## Work to complete
Look for the string "Performance" in the lines and copy each line that has it.
========
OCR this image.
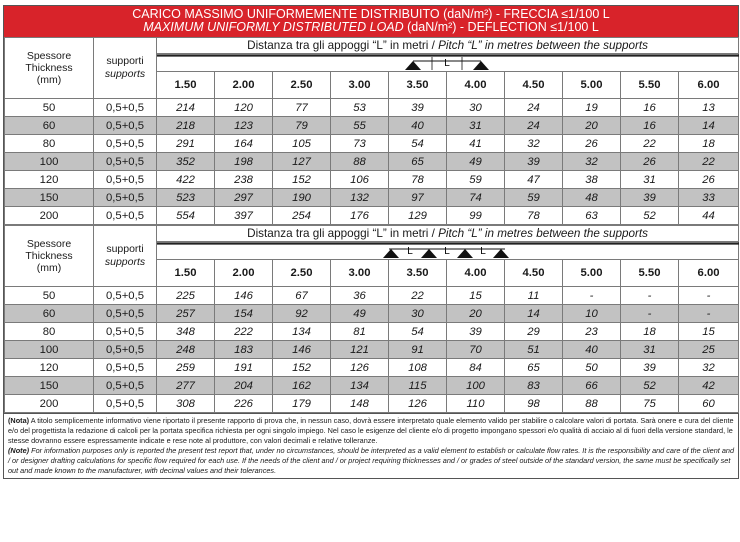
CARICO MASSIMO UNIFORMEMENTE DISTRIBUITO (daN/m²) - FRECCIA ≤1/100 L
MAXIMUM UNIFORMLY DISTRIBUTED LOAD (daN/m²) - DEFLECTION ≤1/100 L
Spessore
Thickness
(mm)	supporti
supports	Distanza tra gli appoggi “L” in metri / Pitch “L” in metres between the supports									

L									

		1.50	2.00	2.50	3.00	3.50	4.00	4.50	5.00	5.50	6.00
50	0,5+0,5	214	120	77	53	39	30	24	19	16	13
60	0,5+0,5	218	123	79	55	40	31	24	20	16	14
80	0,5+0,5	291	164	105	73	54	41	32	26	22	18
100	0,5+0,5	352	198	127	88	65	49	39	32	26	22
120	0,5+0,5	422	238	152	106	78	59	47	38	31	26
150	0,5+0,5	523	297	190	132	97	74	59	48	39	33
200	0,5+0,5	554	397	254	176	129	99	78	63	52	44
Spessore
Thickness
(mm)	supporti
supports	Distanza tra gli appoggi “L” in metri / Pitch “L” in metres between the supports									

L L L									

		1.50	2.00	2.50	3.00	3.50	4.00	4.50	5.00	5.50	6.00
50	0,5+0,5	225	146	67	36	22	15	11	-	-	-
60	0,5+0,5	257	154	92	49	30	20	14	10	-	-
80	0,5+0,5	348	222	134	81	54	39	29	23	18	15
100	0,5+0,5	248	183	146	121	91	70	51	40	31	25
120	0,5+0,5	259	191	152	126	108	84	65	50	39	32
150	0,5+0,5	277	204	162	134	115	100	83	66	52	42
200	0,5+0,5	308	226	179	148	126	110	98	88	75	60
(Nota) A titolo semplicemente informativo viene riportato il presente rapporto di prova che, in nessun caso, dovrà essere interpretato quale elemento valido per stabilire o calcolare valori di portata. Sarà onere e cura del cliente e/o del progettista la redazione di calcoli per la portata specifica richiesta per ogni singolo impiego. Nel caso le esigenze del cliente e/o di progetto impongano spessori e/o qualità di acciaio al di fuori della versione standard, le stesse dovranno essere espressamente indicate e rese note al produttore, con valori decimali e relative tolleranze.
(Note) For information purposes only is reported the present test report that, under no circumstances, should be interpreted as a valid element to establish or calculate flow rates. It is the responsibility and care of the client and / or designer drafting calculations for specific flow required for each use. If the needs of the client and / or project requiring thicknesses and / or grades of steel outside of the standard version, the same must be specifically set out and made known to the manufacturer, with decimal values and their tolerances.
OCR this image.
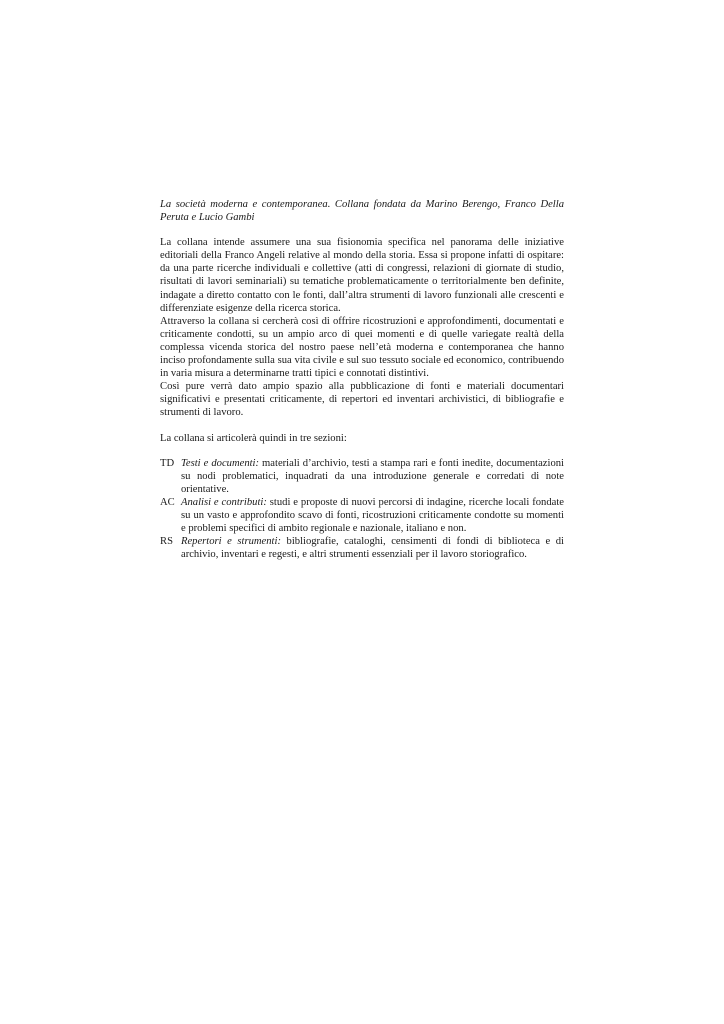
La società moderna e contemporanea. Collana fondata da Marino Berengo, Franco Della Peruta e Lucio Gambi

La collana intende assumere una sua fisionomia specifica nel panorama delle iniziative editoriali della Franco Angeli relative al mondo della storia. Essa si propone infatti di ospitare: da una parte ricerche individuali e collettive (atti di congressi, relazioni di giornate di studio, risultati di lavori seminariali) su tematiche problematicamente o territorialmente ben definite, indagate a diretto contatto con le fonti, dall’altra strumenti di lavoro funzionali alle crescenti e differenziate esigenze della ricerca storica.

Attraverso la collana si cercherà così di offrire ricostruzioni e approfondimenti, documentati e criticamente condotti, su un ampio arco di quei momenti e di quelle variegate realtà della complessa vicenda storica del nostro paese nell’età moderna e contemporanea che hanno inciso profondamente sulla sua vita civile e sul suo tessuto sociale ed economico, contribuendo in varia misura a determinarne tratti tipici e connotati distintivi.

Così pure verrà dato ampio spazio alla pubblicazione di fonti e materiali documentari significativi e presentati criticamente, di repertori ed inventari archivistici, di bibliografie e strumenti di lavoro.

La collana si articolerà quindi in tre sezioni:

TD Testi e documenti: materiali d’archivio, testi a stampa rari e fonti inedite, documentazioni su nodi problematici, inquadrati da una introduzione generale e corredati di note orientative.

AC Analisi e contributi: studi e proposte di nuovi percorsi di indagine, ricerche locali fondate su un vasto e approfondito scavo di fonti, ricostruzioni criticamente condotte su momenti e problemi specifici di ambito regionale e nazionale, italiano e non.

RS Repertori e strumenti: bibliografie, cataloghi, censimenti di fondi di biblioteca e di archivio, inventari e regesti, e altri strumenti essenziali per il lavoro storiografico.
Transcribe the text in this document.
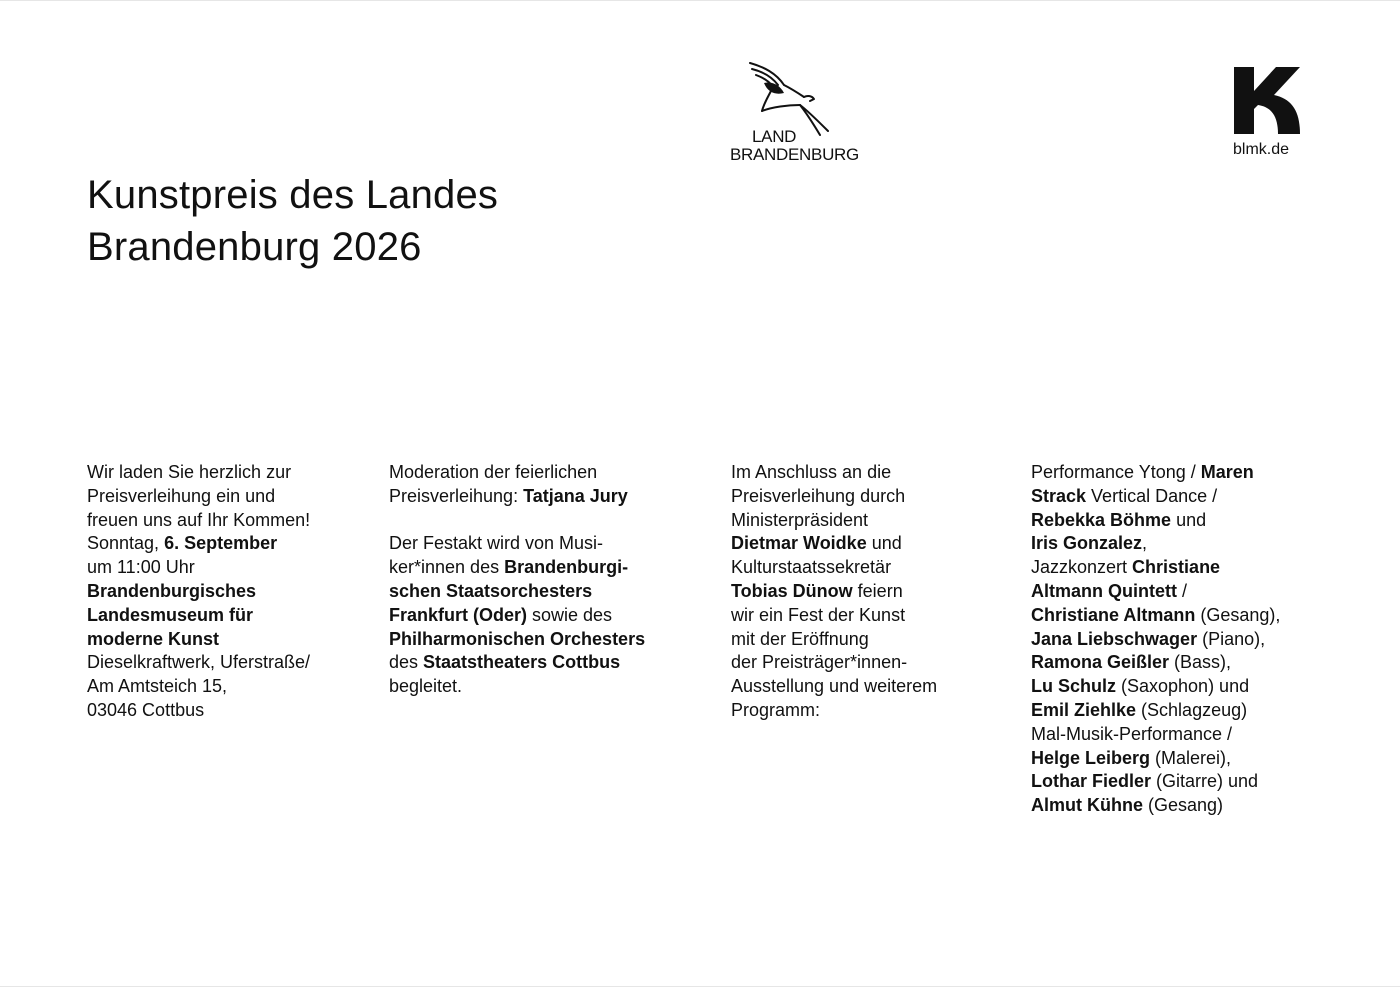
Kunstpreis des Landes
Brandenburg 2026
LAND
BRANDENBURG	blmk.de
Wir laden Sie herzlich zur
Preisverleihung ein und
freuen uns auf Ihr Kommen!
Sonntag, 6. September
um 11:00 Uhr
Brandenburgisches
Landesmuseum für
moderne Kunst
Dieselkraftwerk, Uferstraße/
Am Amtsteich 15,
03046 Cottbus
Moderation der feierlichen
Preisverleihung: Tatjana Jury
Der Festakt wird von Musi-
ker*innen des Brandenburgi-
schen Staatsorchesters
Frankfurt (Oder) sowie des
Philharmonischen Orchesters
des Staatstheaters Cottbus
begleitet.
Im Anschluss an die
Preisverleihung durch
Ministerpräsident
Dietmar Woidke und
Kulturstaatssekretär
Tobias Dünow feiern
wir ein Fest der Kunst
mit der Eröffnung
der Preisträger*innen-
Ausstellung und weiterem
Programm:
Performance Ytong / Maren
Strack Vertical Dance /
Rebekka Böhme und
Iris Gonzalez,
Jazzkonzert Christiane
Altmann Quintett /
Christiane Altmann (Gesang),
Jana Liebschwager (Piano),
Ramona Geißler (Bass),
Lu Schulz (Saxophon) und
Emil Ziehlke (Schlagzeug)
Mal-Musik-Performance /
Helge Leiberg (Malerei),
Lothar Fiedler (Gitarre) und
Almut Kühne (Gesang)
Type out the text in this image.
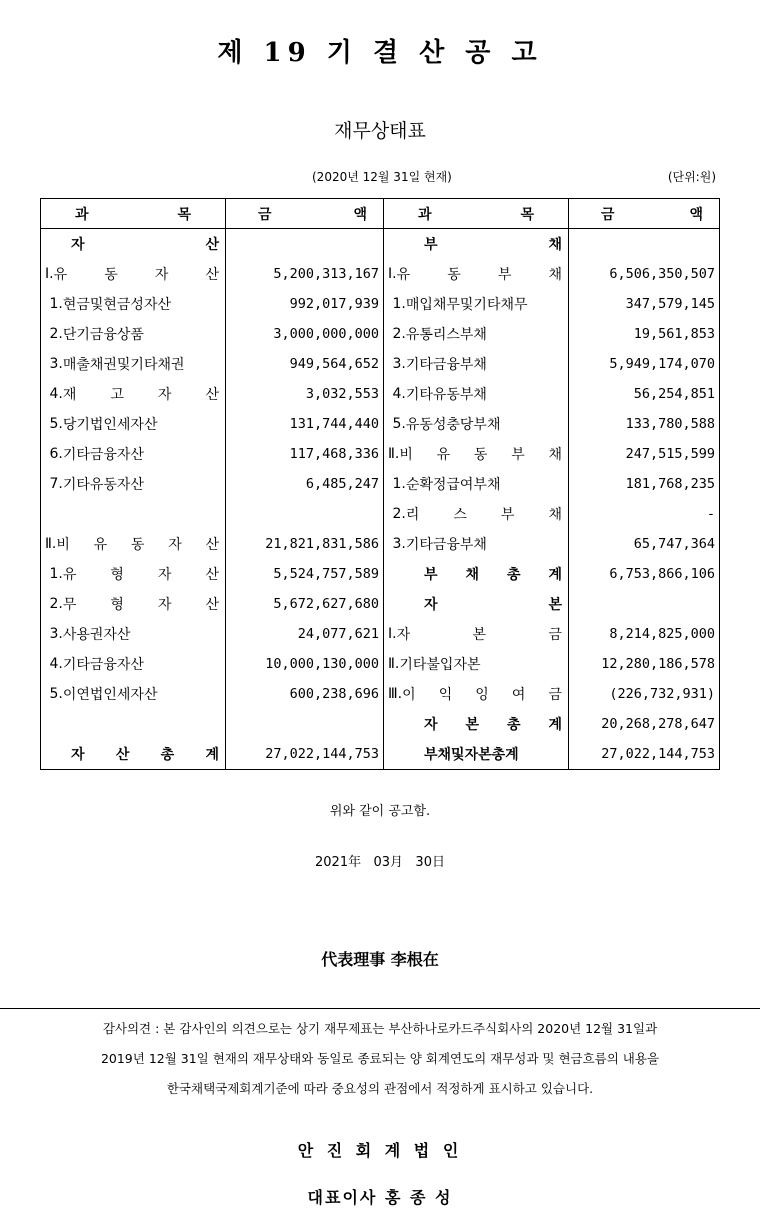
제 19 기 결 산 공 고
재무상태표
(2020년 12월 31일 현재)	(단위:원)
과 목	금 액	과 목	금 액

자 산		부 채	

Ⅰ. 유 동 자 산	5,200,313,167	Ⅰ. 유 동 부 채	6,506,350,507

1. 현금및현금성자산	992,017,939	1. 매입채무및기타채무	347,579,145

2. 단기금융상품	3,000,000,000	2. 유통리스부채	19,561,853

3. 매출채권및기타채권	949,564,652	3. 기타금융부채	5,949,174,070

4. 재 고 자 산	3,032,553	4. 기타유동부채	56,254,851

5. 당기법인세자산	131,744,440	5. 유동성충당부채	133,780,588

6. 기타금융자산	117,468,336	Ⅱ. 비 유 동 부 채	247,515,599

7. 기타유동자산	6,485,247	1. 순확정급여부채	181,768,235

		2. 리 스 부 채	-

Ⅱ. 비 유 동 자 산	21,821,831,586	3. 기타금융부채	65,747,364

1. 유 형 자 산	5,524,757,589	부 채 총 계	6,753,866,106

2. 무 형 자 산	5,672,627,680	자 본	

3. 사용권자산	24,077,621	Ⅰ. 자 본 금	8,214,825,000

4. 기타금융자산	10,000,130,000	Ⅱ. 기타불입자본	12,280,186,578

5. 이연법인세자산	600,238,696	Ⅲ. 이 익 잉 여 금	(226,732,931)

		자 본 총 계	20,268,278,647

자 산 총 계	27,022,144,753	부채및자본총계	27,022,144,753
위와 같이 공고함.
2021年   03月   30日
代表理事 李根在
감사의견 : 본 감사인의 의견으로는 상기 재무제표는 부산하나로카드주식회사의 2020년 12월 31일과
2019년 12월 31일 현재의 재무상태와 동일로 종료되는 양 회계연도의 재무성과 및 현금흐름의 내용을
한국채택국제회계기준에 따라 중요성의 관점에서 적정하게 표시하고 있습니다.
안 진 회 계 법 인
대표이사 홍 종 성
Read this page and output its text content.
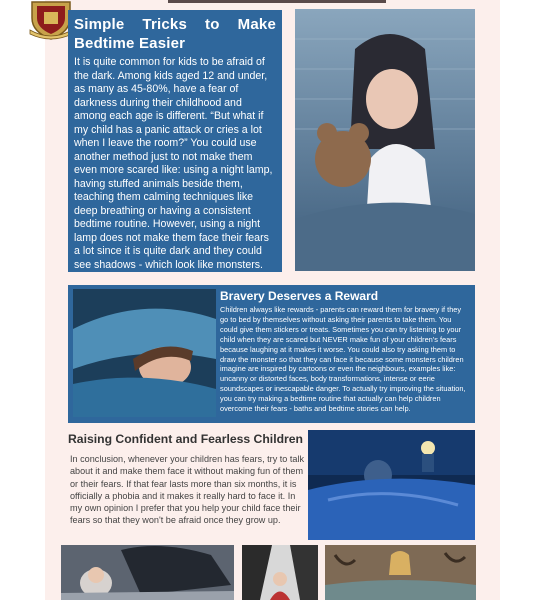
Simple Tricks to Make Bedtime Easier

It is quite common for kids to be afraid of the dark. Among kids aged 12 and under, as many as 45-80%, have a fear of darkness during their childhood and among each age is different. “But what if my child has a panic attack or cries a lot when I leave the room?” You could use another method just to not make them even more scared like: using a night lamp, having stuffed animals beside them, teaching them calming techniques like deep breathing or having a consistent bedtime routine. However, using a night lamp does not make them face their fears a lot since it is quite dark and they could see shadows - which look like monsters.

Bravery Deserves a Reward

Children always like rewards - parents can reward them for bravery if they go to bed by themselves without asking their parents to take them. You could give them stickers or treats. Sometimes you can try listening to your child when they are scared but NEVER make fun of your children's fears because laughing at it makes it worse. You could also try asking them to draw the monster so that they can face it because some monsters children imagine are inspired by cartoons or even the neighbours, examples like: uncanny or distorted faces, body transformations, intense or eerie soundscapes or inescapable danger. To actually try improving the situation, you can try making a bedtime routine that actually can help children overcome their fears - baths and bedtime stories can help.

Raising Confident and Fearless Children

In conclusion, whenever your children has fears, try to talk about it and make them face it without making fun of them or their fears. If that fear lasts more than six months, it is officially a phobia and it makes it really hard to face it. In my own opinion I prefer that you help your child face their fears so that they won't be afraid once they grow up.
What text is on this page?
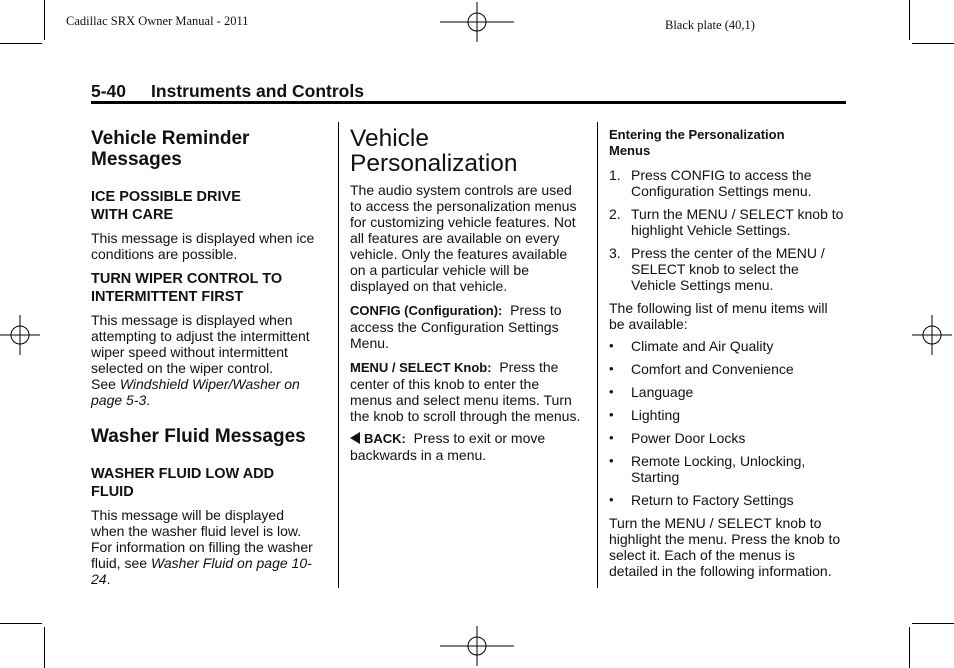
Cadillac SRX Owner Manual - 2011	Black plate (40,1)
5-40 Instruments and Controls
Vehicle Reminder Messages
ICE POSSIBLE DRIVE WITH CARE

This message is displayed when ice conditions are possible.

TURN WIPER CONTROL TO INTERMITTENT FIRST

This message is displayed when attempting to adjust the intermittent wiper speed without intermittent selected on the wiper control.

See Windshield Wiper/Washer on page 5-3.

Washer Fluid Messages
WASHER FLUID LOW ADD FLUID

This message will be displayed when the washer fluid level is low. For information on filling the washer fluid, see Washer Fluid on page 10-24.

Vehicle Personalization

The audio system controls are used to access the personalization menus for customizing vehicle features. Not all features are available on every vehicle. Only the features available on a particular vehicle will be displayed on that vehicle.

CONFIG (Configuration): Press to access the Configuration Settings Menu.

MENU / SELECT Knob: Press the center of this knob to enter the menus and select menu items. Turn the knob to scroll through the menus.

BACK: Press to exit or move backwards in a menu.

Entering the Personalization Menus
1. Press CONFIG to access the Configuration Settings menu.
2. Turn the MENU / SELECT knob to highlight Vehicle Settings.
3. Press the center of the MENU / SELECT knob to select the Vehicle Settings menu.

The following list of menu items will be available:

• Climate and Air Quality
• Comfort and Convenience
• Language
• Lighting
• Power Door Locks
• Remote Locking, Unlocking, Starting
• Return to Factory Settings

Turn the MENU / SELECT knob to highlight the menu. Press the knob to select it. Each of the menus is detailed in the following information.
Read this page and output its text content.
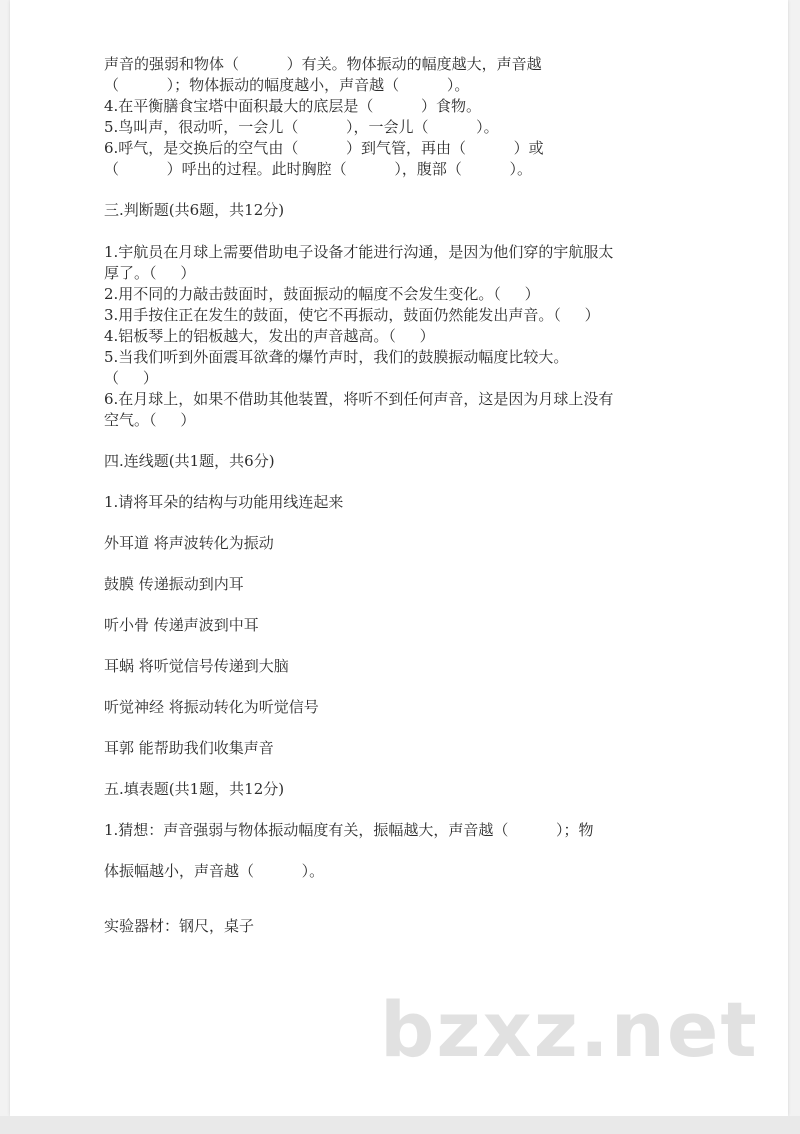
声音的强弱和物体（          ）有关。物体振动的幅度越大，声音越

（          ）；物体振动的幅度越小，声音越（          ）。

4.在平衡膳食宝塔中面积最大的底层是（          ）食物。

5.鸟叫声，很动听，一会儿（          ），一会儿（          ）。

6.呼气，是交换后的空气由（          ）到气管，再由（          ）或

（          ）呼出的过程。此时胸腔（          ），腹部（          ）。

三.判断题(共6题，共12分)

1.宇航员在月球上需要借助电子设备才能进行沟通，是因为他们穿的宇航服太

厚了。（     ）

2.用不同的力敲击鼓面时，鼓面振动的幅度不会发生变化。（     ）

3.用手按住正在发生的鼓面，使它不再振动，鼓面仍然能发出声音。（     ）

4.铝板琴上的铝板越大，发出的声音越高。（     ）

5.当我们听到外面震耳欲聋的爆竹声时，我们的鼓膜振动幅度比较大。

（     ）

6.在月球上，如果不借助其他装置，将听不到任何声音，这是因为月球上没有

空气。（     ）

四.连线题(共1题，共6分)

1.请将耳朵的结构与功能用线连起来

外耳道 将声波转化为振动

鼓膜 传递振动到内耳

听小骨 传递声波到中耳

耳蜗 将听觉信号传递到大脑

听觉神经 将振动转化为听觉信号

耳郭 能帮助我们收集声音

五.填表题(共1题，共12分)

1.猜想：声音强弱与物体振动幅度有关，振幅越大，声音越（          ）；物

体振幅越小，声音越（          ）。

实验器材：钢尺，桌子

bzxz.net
========
## Answer to the problem
Performance Ytong / Maren
Mal-Musik-Performance /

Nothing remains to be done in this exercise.